Selected passage
Footprints - Linda's and mine - on a Lake Michigan beach |
We have also built this into our lives, on a daily basis. We both take time to get alone with God and do the above (except swim in Lake Michigan). Being with God, one-on-one, recharges our spiritual batteries. We tend the fire within so we won't burn out.
Yesterday I kindled a newspaper and read an article on the popularity of "mindfulness," and how people are paying to become "mindful." We read:
"Increasingly, people in settings beyond the serene yoga studio or contemplative nature path are engaging in the practice of mindfulness, a mental technique that dwells on breathing, attention to areas of the body and periods of silence to concentrate on the present rather than the worries of yesterday and tomorrow. Marines are doing it. Office workers are doing it. Prisoners are doing it. The technique is drawing tens of thousands to conferences and learning experiences across the nation and world, and studies have shown it to reduce the symptoms of certain diseases and conditions."

[Items listed in a dataset]

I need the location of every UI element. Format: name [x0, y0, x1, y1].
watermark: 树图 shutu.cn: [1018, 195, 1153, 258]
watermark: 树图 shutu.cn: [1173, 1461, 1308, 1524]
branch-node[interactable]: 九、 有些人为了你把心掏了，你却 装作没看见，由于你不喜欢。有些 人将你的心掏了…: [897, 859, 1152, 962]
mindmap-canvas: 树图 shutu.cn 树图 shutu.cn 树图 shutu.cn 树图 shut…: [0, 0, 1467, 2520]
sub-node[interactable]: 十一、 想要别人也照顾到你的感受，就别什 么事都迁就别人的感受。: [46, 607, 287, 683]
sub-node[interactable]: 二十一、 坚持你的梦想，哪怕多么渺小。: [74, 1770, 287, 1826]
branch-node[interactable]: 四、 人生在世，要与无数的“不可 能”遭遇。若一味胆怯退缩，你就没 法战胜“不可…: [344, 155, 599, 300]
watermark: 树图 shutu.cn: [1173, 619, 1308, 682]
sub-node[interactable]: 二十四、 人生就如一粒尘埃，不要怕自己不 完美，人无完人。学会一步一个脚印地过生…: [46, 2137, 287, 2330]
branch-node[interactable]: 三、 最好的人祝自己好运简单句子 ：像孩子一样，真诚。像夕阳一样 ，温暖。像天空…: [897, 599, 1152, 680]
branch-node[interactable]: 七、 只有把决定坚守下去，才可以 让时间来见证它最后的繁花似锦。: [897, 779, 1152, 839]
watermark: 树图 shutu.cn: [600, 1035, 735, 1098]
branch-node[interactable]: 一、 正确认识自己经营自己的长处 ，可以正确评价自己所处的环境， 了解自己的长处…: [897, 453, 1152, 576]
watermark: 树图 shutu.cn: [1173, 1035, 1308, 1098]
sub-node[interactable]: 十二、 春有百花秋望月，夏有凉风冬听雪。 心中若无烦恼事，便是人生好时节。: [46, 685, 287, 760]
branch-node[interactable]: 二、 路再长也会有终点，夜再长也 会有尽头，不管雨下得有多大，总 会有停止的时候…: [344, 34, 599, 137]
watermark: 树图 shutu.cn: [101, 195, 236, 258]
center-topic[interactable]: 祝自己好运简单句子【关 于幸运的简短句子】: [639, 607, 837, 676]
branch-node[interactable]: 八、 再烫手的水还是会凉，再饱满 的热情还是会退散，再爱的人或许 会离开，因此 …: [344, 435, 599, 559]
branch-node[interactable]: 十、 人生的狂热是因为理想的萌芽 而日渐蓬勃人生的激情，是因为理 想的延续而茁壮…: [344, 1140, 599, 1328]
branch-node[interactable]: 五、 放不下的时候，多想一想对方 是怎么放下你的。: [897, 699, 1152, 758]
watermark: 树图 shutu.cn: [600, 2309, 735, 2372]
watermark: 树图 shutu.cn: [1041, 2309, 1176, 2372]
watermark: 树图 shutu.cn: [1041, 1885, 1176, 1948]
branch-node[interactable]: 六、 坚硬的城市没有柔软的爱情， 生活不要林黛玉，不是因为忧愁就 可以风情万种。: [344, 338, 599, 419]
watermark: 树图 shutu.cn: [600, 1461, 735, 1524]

Your objective
Rewrite everything in the passage on time alone with God from "Footprints - Linda's" down to "won't burn out.", swapping "Lake Michigan" for "Lake Superior".

Answer box
Footprints - Linda's and mine - on a Lake Superior beach |
We have also built this into our lives, on a daily basis. We both take time to get alone with God and do the above (except swim in Lake Superior). Being with God, one-on-one, recharges our spiritual batteries. We tend the fire within so we won't burn out.